§ Written exercise
Please return the full listing below without altering anything.

§ Task material
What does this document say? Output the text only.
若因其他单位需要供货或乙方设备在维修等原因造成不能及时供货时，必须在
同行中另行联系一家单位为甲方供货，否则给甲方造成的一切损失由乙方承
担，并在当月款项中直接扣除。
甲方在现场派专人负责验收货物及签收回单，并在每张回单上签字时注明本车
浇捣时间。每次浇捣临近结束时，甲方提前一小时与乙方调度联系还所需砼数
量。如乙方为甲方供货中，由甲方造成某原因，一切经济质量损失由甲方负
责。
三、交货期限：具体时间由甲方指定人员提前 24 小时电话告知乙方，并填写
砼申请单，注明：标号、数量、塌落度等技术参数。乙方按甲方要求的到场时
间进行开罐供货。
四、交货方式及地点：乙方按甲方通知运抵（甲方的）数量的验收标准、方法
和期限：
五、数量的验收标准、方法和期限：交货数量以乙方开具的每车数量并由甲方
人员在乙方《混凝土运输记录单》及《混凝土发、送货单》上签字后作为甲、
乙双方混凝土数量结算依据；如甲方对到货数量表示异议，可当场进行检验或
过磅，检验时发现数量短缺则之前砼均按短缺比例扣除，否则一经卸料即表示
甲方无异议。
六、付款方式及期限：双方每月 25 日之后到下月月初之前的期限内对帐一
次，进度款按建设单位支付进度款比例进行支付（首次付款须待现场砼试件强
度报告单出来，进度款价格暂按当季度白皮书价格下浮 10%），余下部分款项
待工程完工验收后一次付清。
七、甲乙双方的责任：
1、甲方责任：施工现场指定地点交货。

§ Exercise response
What does this document say? Output the text only.
若因其他单位需要供货或乙方设备在维修等原因造成不能及时供货时，必须在
同行中另行联系一家单位为甲方供货，否则给甲方造成的一切损失由乙方承
担，并在当月款项中直接扣除。
甲方在现场派专人负责验收货物及签收回单，并在每张回单上签字时注明本车
浇捣时间。每次浇捣临近结束时，甲方提前一小时与乙方调度联系还所需砼数
量。如乙方为甲方供货中，由甲方造成某原因，一切经济质量损失由甲方负
责。
三、交货期限：具体时间由甲方指定人员提前 24 小时电话告知乙方，并填写
砼申请单，注明：标号、数量、塌落度等技术参数。乙方按甲方要求的到场时
间进行开罐供货。
四、交货方式及地点：乙方按甲方通知运抵（甲方的）数量的验收标准、方法
和期限：
五、数量的验收标准、方法和期限：交货数量以乙方开具的每车数量并由甲方
人员在乙方《混凝土运输记录单》及《混凝土发、送货单》上签字后作为甲、
乙双方混凝土数量结算依据；如甲方对到货数量表示异议，可当场进行检验或
过磅，检验时发现数量短缺则之前砼均按短缺比例扣除，否则一经卸料即表示
甲方无异议。
六、付款方式及期限：双方每月 25 日之后到下月月初之前的期限内对帐一
次，进度款按建设单位支付进度款比例进行支付（首次付款须待现场砼试件强
度报告单出来，进度款价格暂按当季度白皮书价格下浮 10%），余下部分款项
待工程完工验收后一次付清。
七、甲乙双方的责任：
1、甲方责任：施工现场指定地点交货。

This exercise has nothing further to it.